▶ _What this exercise asks_
a) Answer these questions about the passage on Voitec:
(i) What body did Voitec form in May 1945?
(ii) Who opposed Voitec over the takeover of Jewish day schools?
(iii) What did Groza rule in favor of establishing at the Inter-Ministerial Conference?
b) Retype the part of the passage on Voitec that begins at the words "Voitec would continue" and stops after the words "Rabbi, Alexandru Șafran.".

In May 1945, Voitec took personal charge of the de-fascization process in education, forming a unified Purging Committee, and legislating that all teaching staff had to submit reports on their activities in 1938–1944. From September, he issued specific orders for "book cleansing" of school libraries, including the elimination of foreign publications, and, in 1946–1947, introduced instead material put out by "democratic publishing houses". By then, his wife had also taken up political duties. As Minister of Justice, Pătrășcanu assigned her to lead the National Orthodox Society of Romanian Women (SONFR), jointly with Titel Petrescu's wife Sofia—effectively, a liquidation committee, as SONFR was no longer active until being finally outlawed in 1948.

Voitec would continue to serve in Groza's cabinets until the official disestablishment of the Kingdom of Romania. Shortly after Groza's takeover, he condemned Romania's "reactionary" past, calling on socialist teachers to erect "a new country, a new ethos, a new form of schooling." A "disciplined minister" in respect to the PCR line, his tenure was marked by an officially-endorsed Stalinist campaign in education, as well as by measures taken to remove and replace non-communist teachers and professors. One focus of his tenure was the takeover of Jewish day schools, on which issue he was opposed by the country's Chief Rabbi, Alexandru Șafran.

===Rise to prominence===
On July 6, 1945, Groza and Voitec attended the Inter-Ministerial Conference, regulating contentious issues between Romania and Hungary. It was here that Groza ruled in favor of establishing Bolyai University as a segregated institution for Hungarians in Romania. Answering demands made by Lajos Csőgör, Voitec issued an order which allowed foreign citizens to teach at this institution. In September, Voitec joined the Romanian delegation to Moscow, discussing the application of the Romanian armistice. He and his colleagues were personally received by Soviet leader Joseph Stalin. According to sociologist Dinko Tomašić, this was already a public display of his "obeisance to the lords of the Kremlin." Upon their return to Romania, Groza noted that Voitec had masterminded new forms of Romanian–Soviet cultural cooperation, whose main focus was on liquidating "the insanity and the obscurantism that have dragged peoples into a war."

As members of the communist-led National Democratic Front, Voitec and Lothar Rădăceanu objected when the National Liberal Party–Tătărescu, led and named after the man who had clamped down on PSU activity in 1935, also applied to join the formation. In their counterargument, they depicted Tătărescu as "worse than a scoundrel"; in doing so, they displayed ignorance of the fact that the alliance had already been vetted by Soviet advisers. Together with Rădăceanu, Voitec led the wing of the PSDR that called for a greater alignment with PCR policies. Historian George L. Ostafi noted in 1971 that both men, alongside Pas and Barbu Solomon, illustrated the "Marxist-Leninist" current of social democracy, opposing Șerban Voinea's gradualist socialism. A separate right-wing socialist group also survived, with Ioan Flueraș at its helm. It managed to attract into its ranks Ștefanovici, who, by mid-1945, was an organizer of the anti-communist underground. Voitec and Rădăceanu's positioning was noted by Titel Petrescu, who had also emerged as an opponent of the Groza cabinet; he insisted that both men hand in their resignation from government or quit the party, but the PSDR Executive Committee defeated his resolution.

▶ _Listed records_
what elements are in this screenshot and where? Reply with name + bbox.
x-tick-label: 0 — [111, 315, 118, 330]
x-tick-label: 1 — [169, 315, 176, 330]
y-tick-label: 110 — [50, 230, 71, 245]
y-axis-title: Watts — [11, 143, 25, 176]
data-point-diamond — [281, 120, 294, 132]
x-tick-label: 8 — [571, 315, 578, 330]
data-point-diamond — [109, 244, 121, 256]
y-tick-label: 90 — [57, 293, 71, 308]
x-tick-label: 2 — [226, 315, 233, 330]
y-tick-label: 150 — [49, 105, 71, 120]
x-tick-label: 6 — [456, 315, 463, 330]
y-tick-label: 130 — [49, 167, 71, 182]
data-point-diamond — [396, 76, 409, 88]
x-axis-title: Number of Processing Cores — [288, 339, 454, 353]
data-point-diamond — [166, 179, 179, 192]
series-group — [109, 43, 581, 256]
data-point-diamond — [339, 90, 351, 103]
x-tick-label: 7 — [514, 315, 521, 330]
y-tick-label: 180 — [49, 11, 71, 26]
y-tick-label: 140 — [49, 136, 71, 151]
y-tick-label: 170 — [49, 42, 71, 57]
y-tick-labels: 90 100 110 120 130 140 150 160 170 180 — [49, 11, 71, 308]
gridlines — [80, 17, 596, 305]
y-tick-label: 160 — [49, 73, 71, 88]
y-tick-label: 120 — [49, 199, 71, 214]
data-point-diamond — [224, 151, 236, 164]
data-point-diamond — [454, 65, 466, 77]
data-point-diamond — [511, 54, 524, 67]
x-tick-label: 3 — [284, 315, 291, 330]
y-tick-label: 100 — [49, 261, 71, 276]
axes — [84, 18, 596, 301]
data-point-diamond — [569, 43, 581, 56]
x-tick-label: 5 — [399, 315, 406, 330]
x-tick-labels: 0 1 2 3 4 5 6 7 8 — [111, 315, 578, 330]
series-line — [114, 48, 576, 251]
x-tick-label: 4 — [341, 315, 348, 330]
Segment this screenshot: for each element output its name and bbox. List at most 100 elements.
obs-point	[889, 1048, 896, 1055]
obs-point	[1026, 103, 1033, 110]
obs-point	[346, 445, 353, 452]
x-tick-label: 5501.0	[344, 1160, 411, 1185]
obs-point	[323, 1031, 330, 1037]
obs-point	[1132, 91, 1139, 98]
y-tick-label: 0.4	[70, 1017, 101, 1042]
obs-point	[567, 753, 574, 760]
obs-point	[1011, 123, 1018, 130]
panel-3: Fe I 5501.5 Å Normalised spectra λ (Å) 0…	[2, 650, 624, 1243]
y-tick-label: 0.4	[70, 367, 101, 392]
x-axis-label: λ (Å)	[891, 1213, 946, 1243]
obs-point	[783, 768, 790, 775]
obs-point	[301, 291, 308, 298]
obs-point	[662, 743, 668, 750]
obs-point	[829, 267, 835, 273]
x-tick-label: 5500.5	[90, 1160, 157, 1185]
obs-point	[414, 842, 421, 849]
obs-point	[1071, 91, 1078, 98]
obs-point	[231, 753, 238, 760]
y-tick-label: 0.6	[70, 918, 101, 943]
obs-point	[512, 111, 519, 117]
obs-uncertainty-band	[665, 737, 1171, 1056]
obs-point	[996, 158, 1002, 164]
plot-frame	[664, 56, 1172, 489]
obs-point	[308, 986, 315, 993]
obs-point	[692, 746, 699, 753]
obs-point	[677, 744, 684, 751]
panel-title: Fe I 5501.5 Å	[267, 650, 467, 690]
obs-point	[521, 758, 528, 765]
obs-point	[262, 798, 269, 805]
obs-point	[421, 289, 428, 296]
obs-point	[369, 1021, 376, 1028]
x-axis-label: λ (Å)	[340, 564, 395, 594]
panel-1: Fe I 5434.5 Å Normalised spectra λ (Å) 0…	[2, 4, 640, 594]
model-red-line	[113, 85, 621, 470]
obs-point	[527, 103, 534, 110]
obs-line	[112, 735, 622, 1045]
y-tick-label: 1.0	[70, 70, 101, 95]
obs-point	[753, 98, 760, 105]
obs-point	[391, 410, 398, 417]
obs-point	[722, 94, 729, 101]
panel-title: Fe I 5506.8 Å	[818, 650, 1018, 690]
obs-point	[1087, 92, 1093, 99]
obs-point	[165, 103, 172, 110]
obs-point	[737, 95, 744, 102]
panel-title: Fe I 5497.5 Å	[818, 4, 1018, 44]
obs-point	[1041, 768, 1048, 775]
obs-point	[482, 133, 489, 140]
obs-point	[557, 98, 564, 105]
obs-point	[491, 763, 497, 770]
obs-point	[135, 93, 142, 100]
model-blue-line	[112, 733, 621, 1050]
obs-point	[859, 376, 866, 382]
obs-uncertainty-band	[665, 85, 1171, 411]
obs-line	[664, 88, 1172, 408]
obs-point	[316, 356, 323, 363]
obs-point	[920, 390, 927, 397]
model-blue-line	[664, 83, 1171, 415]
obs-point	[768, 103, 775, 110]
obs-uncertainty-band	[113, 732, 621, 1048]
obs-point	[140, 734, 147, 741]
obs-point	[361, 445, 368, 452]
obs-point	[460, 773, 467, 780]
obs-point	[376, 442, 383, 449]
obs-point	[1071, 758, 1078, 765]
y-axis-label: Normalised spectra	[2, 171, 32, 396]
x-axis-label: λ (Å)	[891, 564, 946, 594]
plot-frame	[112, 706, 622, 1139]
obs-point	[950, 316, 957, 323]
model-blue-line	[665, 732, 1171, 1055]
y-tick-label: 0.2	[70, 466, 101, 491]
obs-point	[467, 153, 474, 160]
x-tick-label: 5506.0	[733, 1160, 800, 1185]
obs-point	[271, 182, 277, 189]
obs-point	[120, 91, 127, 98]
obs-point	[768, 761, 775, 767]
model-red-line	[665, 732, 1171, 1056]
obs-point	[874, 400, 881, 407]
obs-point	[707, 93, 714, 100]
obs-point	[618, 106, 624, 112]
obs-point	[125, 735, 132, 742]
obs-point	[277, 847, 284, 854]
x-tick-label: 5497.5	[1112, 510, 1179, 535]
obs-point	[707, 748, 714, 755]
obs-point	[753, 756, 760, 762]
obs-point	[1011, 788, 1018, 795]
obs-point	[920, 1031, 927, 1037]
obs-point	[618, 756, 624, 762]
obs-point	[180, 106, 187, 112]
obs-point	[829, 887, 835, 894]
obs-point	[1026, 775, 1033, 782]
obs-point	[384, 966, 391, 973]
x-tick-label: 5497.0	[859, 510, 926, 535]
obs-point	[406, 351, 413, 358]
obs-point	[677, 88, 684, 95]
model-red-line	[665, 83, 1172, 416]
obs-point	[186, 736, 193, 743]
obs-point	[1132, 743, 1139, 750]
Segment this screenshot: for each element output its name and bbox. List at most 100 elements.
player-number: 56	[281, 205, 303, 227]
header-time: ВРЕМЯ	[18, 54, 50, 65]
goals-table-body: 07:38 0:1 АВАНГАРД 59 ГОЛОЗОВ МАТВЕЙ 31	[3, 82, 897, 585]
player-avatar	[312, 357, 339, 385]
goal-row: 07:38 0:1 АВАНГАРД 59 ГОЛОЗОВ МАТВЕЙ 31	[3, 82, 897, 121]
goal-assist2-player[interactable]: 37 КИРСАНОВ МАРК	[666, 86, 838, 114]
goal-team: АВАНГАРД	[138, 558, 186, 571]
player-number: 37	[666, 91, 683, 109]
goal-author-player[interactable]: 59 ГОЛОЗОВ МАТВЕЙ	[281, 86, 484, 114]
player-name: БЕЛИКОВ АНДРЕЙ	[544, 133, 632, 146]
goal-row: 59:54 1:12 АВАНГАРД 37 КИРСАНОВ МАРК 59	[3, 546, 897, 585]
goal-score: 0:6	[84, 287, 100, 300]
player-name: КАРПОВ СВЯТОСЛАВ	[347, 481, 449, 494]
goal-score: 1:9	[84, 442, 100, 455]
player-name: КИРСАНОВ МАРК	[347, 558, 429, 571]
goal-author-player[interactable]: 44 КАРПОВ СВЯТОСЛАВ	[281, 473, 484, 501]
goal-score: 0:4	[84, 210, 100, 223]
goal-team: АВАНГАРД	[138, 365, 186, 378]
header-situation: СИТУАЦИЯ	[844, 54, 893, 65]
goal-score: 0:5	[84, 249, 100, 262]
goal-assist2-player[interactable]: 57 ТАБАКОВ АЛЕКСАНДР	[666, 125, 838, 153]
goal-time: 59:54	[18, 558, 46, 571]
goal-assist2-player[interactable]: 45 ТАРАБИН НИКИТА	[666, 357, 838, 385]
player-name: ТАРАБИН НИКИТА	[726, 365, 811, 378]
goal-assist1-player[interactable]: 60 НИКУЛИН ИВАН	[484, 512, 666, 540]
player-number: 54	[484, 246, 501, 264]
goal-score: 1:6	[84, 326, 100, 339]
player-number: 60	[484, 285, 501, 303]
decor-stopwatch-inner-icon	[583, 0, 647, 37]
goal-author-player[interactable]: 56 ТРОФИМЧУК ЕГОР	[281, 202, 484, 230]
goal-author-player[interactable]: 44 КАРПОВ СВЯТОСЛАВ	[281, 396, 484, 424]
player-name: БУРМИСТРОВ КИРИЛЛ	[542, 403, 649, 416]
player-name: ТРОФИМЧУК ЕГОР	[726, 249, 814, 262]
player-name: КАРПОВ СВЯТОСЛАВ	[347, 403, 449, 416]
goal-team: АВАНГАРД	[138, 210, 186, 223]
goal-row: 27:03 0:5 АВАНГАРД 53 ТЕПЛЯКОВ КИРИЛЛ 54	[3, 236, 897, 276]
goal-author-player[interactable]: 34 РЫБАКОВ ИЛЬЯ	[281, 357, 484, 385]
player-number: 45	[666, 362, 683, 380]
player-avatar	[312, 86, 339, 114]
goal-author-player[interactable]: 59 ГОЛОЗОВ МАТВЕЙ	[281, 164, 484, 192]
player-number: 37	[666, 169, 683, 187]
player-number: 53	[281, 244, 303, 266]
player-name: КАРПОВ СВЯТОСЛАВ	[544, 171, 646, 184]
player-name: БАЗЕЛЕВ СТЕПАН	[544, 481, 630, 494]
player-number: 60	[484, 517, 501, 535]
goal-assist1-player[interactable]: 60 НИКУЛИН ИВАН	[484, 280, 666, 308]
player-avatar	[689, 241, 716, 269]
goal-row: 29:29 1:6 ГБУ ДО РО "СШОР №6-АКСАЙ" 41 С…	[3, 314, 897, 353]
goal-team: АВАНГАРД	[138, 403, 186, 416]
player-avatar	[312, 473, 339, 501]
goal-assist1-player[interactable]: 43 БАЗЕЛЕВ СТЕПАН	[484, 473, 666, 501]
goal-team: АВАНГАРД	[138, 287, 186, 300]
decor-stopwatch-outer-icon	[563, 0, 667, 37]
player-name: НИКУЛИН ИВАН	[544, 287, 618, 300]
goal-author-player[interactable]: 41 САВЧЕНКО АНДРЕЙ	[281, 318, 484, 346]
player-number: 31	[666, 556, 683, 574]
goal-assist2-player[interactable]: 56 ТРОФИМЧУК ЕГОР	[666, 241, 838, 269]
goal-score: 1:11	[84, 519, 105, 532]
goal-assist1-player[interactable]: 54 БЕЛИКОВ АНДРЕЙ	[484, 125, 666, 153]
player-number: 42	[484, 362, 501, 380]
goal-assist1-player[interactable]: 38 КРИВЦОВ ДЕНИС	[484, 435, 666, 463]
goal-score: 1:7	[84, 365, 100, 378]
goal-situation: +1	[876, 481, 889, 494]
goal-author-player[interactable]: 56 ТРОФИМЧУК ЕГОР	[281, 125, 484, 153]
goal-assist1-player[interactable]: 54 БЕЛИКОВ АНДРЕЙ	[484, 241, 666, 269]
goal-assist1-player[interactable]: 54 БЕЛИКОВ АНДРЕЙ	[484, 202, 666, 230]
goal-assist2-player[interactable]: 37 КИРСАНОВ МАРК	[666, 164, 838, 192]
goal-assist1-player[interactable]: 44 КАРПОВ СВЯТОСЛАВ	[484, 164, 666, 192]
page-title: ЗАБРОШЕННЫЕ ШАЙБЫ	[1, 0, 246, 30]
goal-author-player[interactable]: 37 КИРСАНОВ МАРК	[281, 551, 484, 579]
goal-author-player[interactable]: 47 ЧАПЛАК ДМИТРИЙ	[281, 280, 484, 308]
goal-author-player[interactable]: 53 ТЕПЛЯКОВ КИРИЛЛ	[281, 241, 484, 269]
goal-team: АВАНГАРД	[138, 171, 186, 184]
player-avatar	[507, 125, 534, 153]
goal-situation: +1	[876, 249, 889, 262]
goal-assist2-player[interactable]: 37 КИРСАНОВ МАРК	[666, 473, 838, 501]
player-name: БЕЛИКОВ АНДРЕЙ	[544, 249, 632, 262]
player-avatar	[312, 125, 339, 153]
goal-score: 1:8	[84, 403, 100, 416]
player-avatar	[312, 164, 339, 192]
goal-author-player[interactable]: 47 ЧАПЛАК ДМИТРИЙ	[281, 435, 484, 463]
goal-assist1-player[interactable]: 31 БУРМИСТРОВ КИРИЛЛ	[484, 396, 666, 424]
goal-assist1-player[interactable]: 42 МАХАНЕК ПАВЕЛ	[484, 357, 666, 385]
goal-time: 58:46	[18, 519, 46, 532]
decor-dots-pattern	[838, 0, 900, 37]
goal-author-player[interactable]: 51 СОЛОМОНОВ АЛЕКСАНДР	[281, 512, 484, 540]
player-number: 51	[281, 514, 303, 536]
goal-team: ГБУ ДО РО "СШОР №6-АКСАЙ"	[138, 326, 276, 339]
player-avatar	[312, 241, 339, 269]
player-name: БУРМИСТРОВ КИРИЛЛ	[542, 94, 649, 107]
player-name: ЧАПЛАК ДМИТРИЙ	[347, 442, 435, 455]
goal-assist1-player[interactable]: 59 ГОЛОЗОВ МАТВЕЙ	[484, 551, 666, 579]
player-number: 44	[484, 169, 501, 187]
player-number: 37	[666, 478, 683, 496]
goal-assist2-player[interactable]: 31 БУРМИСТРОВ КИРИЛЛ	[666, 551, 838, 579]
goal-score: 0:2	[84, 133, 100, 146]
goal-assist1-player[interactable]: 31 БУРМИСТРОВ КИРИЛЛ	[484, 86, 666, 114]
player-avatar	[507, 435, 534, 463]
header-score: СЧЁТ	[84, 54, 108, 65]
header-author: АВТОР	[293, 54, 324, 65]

▶ _Solutions per task_
a)
(i) A unified Purging Committee.
(ii) The country's Chief Rabbi, Alexandru Șafran.
(iii) Bolyai University, as a segregated institution for Hungarians in Romania.

b)
Voitec would continue to serve in Groza's cabinets until the official disestablishment of the Kingdom of Romania. Shortly after Groza's takeover, he condemned Romania's "reactionary" past, calling on socialist teachers to erect "a new country, a new ethos, a new form of schooling." A "disciplined minister" in respect to the PCR line, his tenure was marked by an officially-endorsed Stalinist campaign in education, as well as by measures taken to remove and replace non-communist teachers and professors. One focus of his tenure was the takeover of Jewish day schools, on which issue he was opposed by the country's Chief Rabbi, Alexandru Șafran.